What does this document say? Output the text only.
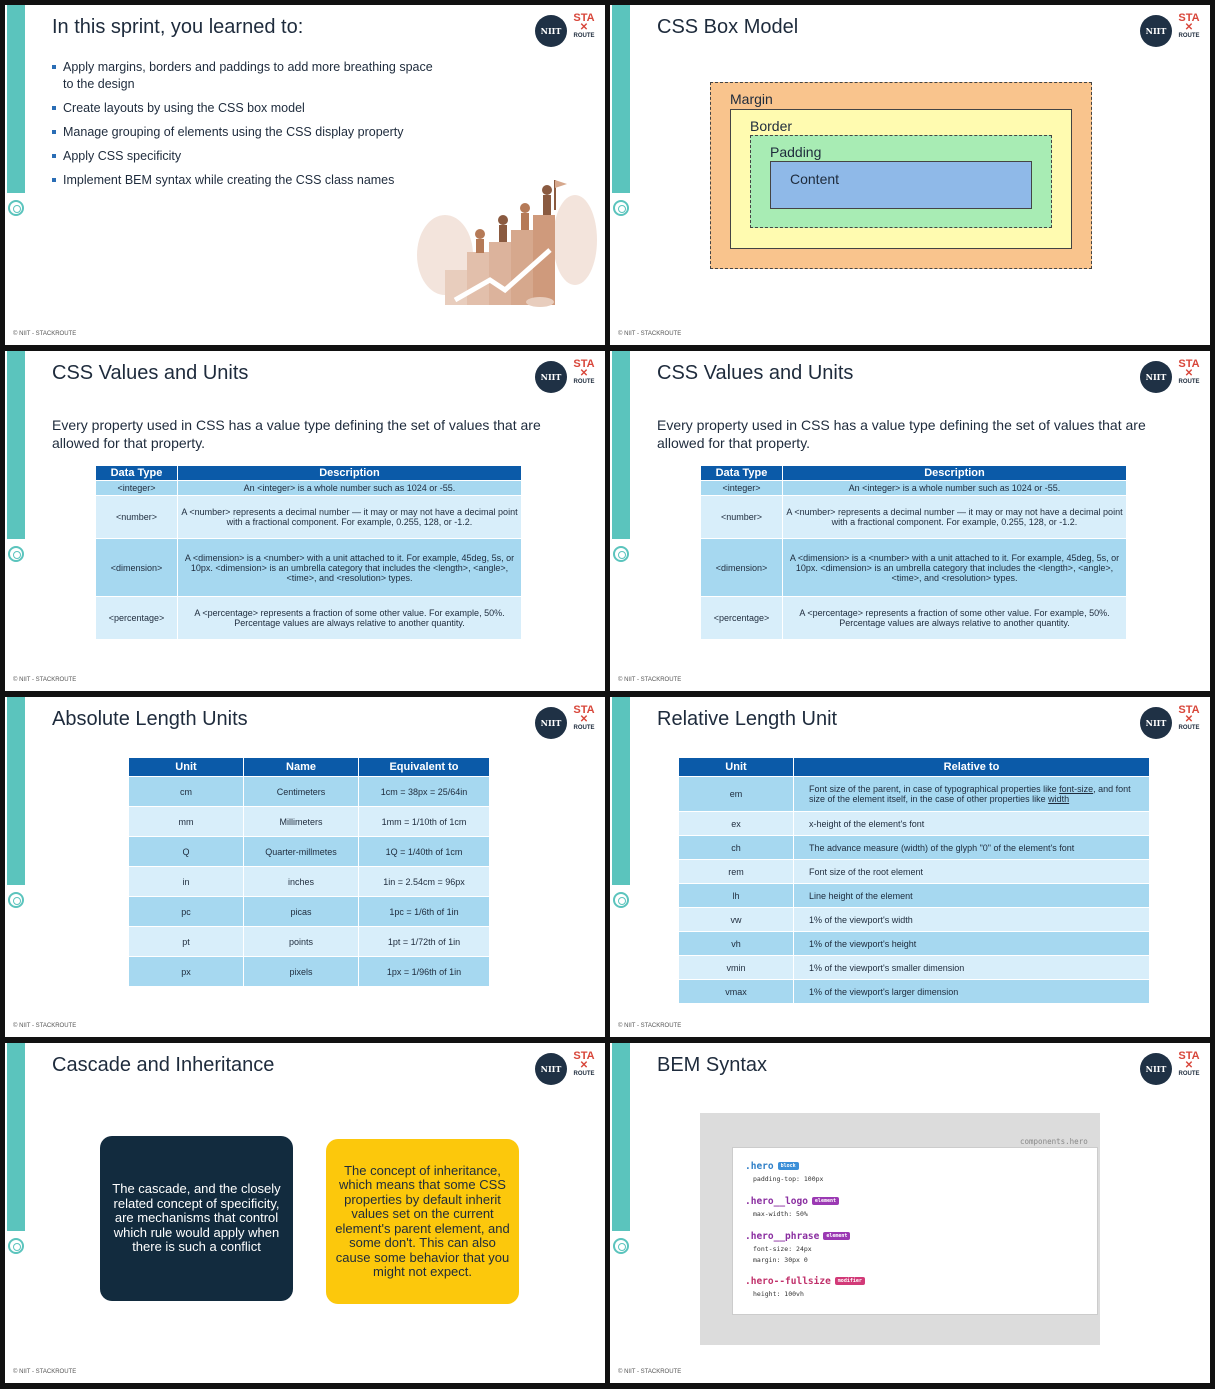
In this sprint, you learned to:	NIIT
STA
✕
ROUTE
Apply margins, borders and paddings to add more breathing space to the design
Create layouts by using the CSS box model
Manage grouping of elements using the CSS display property
Apply CSS specificity
Implement BEM syntax while creating the CSS class names
© NIIT - STACKROUTE
CSS Box Model	NIIT
STA
✕
ROUTE
Margin
Border
Padding
Content
© NIIT - STACKROUTE
CSS Values and Units	NIIT
STA
✕
ROUTE
Every property used in CSS has a value type defining the set of values that are allowed for that property.
Data Type	Description
<integer>	An <integer> is a whole number such as 1024 or -55.
<number>	A <number> represents a decimal number — it may or may not have a decimal point with a fractional component. For example, 0.255, 128, or -1.2.
<dimension>	A <dimension> is a <number> with a unit attached to it. For example, 45deg, 5s, or 10px. <dimension> is an umbrella category that includes the <length>, <angle>, <time>, and <resolution> types.
<percentage>	A <percentage> represents a fraction of some other value. For example, 50%. Percentage values are always relative to another quantity.
© NIIT - STACKROUTE
CSS Values and Units	NIIT
STA
✕
ROUTE
Every property used in CSS has a value type defining the set of values that are allowed for that property.
Data Type	Description
<integer>	An <integer> is a whole number such as 1024 or -55.
<number>	A <number> represents a decimal number — it may or may not have a decimal point with a fractional component. For example, 0.255, 128, or -1.2.
<dimension>	A <dimension> is a <number> with a unit attached to it. For example, 45deg, 5s, or 10px. <dimension> is an umbrella category that includes the <length>, <angle>, <time>, and <resolution> types.
<percentage>	A <percentage> represents a fraction of some other value. For example, 50%. Percentage values are always relative to another quantity.
© NIIT - STACKROUTE
Absolute Length Units	NIIT
STA
✕
ROUTE
Unit	Name	Equivalent to
cm	Centimeters	1cm = 38px = 25/64in
mm	Millimeters	1mm = 1/10th of 1cm
Q	Quarter-millmetes	1Q = 1/40th of 1cm
in	inches	1in = 2.54cm = 96px
pc	picas	1pc = 1/6th of 1in
pt	points	1pt = 1/72th of 1in
px	pixels	1px = 1/96th of 1in
© NIIT - STACKROUTE
Relative Length Unit	NIIT
STA
✕
ROUTE
Unit	Relative to
em	Font size of the parent, in case of typographical properties like font-size, and font size of the element itself, in the case of other properties like width
ex	x-height of the element's font
ch	The advance measure (width) of the glyph "0" of the element's font
rem	Font size of the root element
lh	Line height of the element
vw	1% of the viewport's width
vh	1% of the viewport's height
vmin	1% of the viewport's smaller dimension
vmax	1% of the viewport's larger dimension
© NIIT - STACKROUTE
Cascade and Inheritance	NIIT
STA
✕
ROUTE
The cascade, and the closely related concept of specificity, are mechanisms that control which rule would apply when there is such a conflict
The concept of inheritance, which means that some CSS properties by default inherit values set on the current element's parent element, and some don't. This can also cause some behavior that you might not expect.
© NIIT - STACKROUTE
BEM Syntax	NIIT
STA
✕
ROUTE
components.hero
.hero block
padding-top: 100px
.hero__logo element
max-width: 50%
.hero__phrase element
font-size: 24px
margin: 30px 0
.hero--fullsize modifier
height: 100vh
© NIIT - STACKROUTE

[TASK REQUIREMENTS] Review the material and copy each line in which the word "using" appears.

[REPLY TO THE TASK]
Create layouts by using the CSS box model
Manage grouping of elements using the CSS display property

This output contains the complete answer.